--- START RECORDS TO USE ---

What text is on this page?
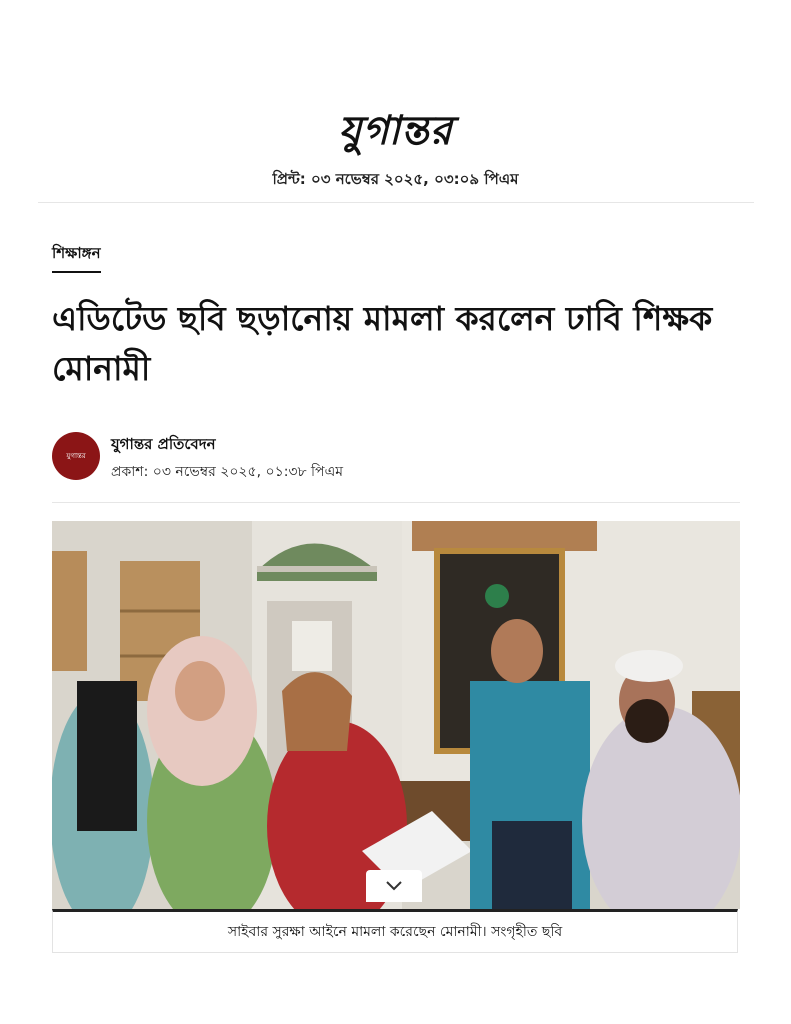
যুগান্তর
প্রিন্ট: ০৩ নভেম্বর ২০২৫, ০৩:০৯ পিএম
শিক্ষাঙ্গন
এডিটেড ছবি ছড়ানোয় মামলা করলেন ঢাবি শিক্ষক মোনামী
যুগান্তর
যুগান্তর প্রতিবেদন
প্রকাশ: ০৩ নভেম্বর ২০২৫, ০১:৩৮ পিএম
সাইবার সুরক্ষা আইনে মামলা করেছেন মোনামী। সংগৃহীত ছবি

--- END RECORDS TO USE ---

▶ [WRITTEN TASK]
All of the records need repeating exactly, except for the pictures.

▶ [SOLUTION FOR THIS EXERCISE]
What text is on this page?
যুগান্তর
প্রিন্ট: ০৩ নভেম্বর ২০২৫, ০৩:০৯ পিএম
শিক্ষাঙ্গন
এডিটেড ছবি ছড়ানোয় মামলা করলেন ঢাবি শিক্ষক মোনামী
যুগান্তর
যুগান্তর প্রতিবেদন
প্রকাশ: ০৩ নভেম্বর ২০২৫, ০১:৩৮ পিএম
সাইবার সুরক্ষা আইনে মামলা করেছেন মোনামী। সংগৃহীত ছবি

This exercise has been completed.